Examine the records and identify each line that includes the string "EOMIN". Copy those lines.

Items:
____________________

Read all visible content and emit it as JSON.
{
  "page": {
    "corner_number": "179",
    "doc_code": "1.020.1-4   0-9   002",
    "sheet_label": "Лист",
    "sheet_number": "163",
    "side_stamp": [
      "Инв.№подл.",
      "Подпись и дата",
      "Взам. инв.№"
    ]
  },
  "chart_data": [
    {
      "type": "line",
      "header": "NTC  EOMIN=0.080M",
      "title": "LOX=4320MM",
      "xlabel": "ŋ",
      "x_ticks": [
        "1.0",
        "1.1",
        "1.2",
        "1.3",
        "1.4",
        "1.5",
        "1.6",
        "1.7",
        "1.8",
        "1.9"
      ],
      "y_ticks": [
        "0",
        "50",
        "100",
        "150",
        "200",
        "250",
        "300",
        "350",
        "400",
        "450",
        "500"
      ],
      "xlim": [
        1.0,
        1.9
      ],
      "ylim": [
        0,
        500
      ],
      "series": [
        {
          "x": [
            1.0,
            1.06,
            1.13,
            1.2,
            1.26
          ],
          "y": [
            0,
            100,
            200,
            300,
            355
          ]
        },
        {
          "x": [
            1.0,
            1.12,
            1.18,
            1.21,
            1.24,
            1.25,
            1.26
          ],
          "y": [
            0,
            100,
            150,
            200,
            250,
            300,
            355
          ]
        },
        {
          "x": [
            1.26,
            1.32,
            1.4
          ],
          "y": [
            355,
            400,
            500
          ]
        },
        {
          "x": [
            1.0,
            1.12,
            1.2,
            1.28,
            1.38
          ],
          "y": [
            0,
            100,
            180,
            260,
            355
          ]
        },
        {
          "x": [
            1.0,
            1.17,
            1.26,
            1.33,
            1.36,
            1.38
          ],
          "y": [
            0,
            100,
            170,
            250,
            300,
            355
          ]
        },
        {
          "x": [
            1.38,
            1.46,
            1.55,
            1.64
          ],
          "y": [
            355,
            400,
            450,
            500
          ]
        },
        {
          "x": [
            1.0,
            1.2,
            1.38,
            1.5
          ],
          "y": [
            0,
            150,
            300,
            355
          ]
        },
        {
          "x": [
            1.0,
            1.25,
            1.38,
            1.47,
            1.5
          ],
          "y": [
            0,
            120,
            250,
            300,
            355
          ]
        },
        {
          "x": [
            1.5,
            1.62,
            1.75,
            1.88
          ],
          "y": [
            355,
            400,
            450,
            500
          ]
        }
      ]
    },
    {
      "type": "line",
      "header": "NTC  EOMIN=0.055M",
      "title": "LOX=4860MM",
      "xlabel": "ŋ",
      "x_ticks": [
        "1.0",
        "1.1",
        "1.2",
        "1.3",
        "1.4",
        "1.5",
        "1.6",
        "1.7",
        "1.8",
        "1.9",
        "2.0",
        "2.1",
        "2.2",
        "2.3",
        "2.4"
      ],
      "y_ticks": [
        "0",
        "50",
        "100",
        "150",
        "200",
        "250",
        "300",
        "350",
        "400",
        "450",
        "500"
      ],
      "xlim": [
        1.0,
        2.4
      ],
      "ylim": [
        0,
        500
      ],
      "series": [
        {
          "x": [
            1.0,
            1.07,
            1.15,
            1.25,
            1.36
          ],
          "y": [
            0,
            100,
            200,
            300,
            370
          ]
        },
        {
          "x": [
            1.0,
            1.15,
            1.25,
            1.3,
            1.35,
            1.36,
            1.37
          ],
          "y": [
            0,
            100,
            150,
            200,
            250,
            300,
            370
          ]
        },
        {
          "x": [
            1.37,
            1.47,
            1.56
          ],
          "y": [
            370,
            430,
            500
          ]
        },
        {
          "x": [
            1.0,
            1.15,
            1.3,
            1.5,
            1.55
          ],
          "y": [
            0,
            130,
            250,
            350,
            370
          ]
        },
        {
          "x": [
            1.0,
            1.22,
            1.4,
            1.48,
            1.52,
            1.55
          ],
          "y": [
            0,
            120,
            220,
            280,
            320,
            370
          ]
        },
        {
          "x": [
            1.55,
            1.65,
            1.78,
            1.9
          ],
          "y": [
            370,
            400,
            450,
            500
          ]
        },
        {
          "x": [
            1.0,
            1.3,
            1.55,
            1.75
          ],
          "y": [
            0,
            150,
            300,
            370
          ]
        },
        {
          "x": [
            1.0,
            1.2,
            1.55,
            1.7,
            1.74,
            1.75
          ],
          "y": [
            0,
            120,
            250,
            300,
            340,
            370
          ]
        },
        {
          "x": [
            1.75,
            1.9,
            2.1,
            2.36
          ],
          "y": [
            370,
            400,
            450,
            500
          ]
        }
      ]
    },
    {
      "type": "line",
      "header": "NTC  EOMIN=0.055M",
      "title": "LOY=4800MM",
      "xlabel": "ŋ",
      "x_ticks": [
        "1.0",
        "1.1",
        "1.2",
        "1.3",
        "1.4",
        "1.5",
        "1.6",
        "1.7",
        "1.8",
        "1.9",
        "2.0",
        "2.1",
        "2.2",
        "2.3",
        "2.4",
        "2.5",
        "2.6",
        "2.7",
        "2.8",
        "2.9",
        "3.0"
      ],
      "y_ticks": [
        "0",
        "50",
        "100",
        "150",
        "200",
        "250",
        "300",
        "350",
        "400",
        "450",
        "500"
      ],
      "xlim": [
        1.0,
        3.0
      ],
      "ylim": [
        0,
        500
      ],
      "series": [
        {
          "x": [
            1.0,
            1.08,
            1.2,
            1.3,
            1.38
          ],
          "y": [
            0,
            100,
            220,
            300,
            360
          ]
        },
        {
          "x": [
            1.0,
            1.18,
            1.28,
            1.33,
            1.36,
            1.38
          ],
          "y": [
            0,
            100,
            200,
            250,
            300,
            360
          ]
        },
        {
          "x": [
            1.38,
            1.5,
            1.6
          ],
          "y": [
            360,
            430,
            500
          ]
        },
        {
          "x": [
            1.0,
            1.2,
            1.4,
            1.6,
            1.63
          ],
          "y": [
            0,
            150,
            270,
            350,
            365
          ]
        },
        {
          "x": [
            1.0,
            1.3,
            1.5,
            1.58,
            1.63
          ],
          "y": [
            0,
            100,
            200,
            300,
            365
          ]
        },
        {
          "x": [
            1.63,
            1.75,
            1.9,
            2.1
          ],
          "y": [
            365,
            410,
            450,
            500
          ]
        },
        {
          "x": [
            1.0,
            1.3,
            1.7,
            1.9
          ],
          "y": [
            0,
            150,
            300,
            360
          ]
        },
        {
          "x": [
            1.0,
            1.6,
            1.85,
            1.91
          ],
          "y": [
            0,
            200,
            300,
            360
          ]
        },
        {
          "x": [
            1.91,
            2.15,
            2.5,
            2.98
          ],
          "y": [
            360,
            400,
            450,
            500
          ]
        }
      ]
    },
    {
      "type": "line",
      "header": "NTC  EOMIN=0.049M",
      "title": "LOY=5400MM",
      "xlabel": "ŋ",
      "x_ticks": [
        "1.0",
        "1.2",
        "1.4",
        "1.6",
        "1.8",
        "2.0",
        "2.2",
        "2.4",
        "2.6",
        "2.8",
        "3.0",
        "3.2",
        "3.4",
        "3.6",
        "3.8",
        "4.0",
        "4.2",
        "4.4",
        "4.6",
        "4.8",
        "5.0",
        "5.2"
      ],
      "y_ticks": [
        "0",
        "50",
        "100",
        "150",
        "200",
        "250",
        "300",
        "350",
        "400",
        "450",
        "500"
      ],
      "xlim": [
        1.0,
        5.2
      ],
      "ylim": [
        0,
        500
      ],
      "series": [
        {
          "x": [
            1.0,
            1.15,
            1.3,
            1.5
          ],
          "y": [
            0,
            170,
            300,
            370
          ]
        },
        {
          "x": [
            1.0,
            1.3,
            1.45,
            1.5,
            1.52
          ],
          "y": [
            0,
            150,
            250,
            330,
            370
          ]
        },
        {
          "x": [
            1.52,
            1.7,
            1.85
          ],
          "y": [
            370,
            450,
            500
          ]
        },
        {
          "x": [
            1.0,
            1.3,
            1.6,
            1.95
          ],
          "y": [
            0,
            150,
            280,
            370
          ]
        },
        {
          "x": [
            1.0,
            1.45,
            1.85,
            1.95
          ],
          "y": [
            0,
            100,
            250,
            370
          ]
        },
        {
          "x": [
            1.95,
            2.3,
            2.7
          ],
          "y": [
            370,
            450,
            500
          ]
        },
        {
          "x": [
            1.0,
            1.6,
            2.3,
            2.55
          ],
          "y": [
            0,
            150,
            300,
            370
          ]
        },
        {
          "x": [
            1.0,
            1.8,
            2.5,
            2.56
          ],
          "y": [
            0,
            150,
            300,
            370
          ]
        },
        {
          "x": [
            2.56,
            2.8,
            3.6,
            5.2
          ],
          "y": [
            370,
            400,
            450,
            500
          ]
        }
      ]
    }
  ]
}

____________________

Correct result:
      "header": "NTC  EOMIN=0.080M",
      "header": "NTC  EOMIN=0.055M",
      "header": "NTC  EOMIN=0.055M",
      "header": "NTC  EOMIN=0.049M",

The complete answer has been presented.